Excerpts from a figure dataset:
=======
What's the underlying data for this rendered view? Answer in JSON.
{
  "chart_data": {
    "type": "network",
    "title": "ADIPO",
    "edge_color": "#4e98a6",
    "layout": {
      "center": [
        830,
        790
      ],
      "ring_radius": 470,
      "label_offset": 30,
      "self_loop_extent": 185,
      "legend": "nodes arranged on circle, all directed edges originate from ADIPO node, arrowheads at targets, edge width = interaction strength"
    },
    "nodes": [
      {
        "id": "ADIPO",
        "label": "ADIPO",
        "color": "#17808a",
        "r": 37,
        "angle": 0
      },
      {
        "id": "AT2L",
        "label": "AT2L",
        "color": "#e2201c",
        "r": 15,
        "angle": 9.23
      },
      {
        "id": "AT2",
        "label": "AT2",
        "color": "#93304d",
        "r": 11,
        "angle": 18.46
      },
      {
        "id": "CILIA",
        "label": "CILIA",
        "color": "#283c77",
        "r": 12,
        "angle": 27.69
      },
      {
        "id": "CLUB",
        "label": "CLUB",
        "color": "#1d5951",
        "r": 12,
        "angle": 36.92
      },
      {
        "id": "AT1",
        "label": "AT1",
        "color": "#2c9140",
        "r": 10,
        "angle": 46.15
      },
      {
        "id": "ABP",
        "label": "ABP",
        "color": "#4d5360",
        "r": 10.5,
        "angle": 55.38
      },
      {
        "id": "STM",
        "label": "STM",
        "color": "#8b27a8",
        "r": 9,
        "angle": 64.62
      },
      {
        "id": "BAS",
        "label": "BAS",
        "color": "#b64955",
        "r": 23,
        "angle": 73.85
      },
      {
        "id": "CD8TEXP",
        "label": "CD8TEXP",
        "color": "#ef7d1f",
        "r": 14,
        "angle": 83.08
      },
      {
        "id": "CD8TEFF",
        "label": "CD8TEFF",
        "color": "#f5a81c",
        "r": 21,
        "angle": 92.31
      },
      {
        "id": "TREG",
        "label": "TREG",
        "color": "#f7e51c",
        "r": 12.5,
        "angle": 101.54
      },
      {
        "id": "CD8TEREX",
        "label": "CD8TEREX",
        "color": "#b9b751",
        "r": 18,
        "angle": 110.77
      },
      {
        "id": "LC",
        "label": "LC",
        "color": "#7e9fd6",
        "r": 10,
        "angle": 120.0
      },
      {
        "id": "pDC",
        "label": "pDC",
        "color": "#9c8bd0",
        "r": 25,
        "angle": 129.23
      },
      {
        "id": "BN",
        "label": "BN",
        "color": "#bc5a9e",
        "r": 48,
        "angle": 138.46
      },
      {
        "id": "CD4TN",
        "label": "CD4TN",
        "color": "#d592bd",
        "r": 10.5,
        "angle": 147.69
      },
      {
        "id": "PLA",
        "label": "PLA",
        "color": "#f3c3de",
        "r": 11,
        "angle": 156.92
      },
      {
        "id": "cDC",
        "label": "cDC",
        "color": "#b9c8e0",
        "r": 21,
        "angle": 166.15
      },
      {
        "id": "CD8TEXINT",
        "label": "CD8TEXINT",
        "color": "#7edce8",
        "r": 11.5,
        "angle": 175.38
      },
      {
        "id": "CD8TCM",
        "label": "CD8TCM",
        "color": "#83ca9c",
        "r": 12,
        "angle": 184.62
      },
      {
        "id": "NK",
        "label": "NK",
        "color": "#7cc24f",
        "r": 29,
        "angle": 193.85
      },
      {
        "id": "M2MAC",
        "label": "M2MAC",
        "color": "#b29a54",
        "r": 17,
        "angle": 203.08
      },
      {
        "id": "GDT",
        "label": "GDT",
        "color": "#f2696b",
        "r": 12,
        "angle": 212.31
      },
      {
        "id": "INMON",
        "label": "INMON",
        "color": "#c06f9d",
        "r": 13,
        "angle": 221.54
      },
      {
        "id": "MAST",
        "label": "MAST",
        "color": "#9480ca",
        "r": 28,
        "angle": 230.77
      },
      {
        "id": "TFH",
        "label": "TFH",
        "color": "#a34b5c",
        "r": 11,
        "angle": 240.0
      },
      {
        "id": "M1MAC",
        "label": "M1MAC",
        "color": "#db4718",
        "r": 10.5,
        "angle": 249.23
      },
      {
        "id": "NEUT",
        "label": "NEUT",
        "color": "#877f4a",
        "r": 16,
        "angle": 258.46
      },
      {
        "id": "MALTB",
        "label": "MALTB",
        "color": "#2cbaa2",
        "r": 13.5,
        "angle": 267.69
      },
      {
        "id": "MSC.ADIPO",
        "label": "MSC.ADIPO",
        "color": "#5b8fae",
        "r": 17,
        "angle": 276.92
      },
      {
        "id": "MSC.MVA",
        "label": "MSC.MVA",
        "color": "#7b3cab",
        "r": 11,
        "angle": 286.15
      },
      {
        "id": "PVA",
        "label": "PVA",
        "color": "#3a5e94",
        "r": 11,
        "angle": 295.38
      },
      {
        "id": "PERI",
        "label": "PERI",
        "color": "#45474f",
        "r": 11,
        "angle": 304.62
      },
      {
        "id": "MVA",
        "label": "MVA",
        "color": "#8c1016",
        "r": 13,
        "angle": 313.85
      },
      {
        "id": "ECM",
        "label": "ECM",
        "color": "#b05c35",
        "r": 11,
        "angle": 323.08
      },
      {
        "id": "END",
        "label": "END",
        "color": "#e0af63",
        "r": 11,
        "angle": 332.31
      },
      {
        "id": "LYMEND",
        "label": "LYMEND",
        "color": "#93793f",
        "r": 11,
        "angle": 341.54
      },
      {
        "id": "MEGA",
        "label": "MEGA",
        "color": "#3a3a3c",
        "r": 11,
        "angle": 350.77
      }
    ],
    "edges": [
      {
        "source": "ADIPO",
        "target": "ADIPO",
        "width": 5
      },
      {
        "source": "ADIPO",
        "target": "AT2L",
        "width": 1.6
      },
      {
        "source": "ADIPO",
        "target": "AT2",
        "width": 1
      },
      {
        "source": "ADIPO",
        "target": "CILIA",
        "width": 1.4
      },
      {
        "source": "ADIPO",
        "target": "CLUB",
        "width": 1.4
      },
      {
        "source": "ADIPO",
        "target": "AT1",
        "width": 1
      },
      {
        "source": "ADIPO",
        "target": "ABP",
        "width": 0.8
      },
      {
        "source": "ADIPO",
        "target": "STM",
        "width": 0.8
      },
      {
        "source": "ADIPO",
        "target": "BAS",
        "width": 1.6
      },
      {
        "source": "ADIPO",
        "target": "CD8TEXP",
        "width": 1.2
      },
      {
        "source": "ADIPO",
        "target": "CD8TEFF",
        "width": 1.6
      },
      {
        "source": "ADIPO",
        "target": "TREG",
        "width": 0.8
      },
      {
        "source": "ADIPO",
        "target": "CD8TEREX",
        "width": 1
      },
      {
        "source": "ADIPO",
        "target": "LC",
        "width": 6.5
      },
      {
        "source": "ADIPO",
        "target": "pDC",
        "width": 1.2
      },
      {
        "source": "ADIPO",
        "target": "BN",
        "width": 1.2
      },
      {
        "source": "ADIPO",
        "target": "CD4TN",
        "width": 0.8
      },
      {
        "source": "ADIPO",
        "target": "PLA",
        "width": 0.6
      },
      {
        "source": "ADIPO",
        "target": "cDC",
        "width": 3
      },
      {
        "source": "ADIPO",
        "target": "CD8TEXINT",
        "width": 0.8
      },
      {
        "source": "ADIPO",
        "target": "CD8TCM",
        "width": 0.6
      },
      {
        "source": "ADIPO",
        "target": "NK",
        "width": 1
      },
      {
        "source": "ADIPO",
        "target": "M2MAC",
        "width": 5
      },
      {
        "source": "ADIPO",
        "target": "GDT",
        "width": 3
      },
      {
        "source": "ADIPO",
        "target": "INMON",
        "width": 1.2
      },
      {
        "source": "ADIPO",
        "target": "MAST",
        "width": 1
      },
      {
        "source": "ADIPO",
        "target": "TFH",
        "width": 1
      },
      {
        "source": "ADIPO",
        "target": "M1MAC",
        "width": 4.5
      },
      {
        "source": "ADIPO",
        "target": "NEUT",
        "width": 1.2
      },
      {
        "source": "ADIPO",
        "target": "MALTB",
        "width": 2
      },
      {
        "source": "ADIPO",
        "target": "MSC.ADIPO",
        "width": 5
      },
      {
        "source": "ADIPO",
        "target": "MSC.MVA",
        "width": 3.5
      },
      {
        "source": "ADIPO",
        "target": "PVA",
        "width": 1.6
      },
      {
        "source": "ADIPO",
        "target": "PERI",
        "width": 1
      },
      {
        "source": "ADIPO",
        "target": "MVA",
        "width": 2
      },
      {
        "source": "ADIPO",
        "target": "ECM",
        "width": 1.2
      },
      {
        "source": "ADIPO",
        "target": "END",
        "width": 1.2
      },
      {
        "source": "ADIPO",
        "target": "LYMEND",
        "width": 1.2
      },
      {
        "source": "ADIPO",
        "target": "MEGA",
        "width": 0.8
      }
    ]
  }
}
=======
State how many lines above contain the string "LYMEND", with no other words.

=== RESPONSE TO THE EXERCISE ===
3